◆ **Written task**
Give the number of lines that include the string "District", nothing more.

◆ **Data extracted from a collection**
******

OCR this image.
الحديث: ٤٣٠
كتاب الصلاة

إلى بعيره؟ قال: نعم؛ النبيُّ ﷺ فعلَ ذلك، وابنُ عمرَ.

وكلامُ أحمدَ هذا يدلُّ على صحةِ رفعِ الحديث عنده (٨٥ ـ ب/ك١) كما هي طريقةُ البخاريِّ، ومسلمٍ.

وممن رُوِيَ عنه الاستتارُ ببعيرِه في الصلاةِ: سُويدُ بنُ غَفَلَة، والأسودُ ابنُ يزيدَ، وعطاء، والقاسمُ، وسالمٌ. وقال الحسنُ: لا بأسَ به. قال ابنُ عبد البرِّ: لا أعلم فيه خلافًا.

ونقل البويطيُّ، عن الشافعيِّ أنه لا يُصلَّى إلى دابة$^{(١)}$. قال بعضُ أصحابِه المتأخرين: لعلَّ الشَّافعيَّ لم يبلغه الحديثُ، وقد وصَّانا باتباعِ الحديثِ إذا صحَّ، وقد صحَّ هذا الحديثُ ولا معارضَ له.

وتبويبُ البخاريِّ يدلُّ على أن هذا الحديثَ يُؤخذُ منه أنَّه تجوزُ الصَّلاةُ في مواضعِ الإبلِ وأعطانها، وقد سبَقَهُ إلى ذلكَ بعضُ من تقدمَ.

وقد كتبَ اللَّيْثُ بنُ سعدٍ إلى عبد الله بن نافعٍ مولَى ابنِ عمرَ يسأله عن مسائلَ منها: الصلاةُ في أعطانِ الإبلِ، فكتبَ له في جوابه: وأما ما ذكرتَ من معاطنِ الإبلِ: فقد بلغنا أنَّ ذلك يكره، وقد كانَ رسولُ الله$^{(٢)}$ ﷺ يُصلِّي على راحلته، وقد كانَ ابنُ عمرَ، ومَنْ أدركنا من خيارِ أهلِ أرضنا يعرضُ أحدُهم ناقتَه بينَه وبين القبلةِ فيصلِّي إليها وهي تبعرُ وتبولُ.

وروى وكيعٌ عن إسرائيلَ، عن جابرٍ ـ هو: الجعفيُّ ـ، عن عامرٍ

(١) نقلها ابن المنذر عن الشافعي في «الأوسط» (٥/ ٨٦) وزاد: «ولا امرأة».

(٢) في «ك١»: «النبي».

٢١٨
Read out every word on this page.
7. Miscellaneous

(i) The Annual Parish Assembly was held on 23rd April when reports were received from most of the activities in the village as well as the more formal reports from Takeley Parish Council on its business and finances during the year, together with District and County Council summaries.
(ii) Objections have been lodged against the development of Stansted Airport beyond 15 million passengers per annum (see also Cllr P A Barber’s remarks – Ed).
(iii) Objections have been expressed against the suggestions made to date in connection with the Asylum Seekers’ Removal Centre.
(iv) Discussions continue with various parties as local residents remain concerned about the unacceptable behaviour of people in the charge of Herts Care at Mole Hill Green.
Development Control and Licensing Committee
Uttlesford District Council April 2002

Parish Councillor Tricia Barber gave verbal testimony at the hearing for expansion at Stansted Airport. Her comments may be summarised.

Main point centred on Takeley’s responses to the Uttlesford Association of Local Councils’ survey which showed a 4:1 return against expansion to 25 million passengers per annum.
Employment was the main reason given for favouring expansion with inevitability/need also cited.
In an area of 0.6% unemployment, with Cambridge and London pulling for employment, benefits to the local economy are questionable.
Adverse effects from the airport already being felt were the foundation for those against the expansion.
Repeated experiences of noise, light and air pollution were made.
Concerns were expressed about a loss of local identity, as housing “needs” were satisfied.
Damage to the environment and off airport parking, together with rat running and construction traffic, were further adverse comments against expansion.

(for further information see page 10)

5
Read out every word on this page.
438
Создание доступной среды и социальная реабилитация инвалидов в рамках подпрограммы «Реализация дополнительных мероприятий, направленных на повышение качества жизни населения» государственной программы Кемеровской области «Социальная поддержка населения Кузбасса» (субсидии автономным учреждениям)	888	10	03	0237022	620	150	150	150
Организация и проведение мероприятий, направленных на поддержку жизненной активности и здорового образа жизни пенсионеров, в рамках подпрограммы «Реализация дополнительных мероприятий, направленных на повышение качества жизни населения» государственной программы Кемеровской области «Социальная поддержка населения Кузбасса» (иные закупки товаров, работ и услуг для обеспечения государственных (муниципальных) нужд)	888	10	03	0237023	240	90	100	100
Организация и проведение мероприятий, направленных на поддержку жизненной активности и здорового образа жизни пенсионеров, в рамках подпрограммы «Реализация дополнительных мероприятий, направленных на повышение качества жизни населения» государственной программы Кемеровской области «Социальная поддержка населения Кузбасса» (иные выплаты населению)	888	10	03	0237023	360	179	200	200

******

◆ **Output of the task**
2